↓

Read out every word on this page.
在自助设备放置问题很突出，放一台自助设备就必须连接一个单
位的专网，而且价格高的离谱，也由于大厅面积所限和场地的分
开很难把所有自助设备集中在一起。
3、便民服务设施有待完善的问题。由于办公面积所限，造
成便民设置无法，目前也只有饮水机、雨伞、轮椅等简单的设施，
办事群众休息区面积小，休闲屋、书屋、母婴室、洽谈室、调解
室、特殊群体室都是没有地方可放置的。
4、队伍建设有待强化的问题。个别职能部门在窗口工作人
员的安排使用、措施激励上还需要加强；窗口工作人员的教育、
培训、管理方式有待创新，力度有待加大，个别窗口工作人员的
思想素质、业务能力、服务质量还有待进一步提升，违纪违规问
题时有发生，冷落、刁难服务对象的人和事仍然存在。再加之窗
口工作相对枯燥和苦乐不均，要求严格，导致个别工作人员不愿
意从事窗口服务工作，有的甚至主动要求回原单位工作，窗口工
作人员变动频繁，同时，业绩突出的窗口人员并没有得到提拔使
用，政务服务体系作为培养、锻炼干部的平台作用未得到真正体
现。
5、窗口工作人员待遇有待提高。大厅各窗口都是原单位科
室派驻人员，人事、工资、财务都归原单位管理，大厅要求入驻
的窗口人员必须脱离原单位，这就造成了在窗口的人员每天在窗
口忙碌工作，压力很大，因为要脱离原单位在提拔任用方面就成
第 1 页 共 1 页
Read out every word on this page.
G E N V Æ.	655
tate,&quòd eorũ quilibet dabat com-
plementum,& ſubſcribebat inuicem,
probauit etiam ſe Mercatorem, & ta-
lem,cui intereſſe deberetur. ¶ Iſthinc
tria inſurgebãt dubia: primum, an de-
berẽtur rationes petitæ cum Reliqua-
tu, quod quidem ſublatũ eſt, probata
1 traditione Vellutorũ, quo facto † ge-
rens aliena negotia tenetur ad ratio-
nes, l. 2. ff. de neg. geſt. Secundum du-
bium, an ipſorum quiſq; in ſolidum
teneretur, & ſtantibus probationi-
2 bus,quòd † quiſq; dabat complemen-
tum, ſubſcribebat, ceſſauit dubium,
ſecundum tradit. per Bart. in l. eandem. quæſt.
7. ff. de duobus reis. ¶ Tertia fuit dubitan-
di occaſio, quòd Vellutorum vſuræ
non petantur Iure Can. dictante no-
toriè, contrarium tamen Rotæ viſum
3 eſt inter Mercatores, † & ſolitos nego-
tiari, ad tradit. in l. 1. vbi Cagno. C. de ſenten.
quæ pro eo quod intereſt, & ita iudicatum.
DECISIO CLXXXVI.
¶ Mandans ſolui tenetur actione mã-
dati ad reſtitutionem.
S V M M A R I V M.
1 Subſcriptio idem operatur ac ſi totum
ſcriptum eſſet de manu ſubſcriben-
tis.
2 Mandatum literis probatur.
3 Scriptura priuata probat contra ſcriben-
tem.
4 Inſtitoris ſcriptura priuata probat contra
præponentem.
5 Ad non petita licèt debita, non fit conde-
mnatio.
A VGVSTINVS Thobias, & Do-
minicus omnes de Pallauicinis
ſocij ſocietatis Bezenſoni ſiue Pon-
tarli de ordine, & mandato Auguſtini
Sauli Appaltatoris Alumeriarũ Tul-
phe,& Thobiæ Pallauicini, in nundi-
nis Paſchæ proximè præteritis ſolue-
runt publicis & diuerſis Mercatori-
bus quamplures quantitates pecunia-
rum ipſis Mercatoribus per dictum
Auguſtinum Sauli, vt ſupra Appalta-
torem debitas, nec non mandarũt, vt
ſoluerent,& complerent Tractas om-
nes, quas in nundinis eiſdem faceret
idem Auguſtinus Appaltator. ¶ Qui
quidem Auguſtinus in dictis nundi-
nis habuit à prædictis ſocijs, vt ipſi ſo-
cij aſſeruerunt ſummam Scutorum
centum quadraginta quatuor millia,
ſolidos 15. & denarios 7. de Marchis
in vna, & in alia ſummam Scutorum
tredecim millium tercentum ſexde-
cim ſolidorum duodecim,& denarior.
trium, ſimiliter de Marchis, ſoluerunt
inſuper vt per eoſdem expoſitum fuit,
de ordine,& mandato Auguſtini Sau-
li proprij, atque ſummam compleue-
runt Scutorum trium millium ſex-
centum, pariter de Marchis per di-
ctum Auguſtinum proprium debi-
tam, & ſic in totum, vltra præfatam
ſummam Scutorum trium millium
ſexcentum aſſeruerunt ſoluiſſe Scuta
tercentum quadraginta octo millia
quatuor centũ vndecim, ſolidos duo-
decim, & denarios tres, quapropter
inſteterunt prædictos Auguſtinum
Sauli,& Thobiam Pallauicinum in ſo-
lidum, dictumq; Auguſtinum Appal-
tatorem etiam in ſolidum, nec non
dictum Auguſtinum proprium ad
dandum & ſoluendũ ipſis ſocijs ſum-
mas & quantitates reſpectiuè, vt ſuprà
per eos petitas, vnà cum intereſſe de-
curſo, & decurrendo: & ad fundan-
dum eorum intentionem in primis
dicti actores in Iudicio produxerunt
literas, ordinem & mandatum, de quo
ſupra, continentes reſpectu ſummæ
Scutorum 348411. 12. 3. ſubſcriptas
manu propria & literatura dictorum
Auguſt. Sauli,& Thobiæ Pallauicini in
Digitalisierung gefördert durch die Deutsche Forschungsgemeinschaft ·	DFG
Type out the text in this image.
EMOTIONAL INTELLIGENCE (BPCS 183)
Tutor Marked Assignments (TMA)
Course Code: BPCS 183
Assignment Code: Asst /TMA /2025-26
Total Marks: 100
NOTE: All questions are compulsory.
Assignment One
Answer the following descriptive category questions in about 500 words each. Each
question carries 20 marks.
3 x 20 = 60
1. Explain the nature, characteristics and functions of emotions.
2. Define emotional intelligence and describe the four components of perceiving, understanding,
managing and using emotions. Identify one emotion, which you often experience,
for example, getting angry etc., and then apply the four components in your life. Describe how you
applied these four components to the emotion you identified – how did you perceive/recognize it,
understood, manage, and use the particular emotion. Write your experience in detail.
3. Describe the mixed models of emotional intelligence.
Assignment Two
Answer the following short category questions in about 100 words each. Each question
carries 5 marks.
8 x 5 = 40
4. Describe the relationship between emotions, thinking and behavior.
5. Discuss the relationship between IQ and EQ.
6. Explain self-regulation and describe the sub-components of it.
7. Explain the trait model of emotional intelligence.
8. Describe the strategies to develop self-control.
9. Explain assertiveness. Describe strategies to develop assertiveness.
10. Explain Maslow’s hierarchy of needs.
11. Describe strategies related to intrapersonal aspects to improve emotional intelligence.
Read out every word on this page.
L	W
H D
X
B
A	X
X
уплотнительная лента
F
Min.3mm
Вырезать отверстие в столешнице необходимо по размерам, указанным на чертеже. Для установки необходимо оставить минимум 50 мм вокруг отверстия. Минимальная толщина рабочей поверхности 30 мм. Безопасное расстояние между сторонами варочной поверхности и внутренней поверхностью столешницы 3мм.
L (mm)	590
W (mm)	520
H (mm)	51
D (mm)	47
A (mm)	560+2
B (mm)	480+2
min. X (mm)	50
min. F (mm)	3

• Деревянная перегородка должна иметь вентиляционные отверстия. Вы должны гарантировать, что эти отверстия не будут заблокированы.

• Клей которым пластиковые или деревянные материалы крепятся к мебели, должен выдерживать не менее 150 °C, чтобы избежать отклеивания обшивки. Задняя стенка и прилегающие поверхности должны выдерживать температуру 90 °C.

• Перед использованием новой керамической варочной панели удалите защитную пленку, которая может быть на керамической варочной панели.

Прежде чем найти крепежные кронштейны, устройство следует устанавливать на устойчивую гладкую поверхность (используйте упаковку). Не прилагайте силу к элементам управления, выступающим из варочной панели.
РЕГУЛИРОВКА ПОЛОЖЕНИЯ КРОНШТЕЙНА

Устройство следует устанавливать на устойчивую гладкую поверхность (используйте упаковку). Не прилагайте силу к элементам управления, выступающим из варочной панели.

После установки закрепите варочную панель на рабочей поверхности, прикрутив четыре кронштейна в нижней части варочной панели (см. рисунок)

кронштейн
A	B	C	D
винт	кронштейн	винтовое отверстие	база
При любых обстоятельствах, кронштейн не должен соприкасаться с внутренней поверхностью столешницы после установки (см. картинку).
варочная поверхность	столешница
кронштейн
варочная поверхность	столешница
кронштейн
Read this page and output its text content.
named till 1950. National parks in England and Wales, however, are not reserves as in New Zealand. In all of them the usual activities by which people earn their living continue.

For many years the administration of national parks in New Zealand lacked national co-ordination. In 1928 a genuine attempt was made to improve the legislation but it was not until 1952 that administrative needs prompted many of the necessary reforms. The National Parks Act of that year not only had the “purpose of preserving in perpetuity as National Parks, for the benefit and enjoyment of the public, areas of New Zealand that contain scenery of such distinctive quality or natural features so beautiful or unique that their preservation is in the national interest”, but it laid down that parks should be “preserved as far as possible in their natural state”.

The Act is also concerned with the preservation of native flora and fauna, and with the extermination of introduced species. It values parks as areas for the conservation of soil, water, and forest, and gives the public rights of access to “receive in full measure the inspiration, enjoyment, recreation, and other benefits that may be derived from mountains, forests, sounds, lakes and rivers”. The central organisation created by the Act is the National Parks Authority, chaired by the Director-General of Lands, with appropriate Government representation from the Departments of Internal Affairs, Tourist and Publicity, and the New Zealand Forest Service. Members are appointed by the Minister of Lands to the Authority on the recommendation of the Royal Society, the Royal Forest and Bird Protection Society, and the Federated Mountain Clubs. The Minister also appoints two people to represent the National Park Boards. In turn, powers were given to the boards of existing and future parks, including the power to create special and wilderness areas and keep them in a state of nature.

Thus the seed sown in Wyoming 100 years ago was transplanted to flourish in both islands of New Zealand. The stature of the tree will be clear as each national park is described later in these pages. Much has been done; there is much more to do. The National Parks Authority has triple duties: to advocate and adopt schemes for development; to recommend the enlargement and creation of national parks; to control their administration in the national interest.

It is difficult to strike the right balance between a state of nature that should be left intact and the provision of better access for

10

↑

▶ What you should do: Which lines hold the string "category"? List them all.

▶ Reply:
Answer the following descriptive category questions in about 500 words each. Each
Answer the following short category questions in about 100 words each. Each question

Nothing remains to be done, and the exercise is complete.